Repeat the listing in full, word for word.
%%
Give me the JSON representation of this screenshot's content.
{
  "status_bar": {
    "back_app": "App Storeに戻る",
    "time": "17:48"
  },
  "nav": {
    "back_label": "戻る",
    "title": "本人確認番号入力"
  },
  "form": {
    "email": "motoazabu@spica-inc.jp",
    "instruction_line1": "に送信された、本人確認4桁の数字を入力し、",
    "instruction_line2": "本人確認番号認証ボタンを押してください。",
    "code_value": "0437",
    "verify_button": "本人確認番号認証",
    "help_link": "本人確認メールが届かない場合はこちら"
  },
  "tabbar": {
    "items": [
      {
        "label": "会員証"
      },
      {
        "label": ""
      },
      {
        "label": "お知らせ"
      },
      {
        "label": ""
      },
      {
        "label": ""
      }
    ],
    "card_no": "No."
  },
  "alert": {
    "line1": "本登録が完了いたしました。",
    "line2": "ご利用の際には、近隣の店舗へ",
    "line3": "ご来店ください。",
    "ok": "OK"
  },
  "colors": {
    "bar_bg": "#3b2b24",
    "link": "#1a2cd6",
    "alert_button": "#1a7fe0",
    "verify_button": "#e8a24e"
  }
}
%%
§ RESPONSE TO THIS EXERCISE
Give me the JSON representation of this screenshot's content.
{
  "status_bar": {
    "back_app": "App Storeに戻る",
    "time": "17:48"
  },
  "nav": {
    "back_label": "戻る",
    "title": "本人確認番号入力"
  },
  "form": {
    "email": "motoazabu@spica-inc.jp",
    "instruction_line1": "に送信された、本人確認4桁の数字を入力し、",
    "instruction_line2": "本人確認番号認証ボタンを押してください。",
    "code_value": "0437",
    "verify_button": "本人確認番号認証",
    "help_link": "本人確認メールが届かない場合はこちら"
  },
  "tabbar": {
    "items": [
      {
        "label": "会員証"
      },
      {
        "label": ""
      },
      {
        "label": "お知らせ"
      },
      {
        "label": ""
      },
      {
        "label": ""
      }
    ],
    "card_no": "No."
  },
  "alert": {
    "line1": "本登録が完了いたしました。",
    "line2": "ご利用の際には、近隣の店舗へ",
    "line3": "ご来店ください。",
    "ok": "OK"
  },
  "colors": {
    "bar_bg": "#3b2b24",
    "link": "#1a2cd6",
    "alert_button": "#1a7fe0",
    "verify_button": "#e8a24e"
  }
}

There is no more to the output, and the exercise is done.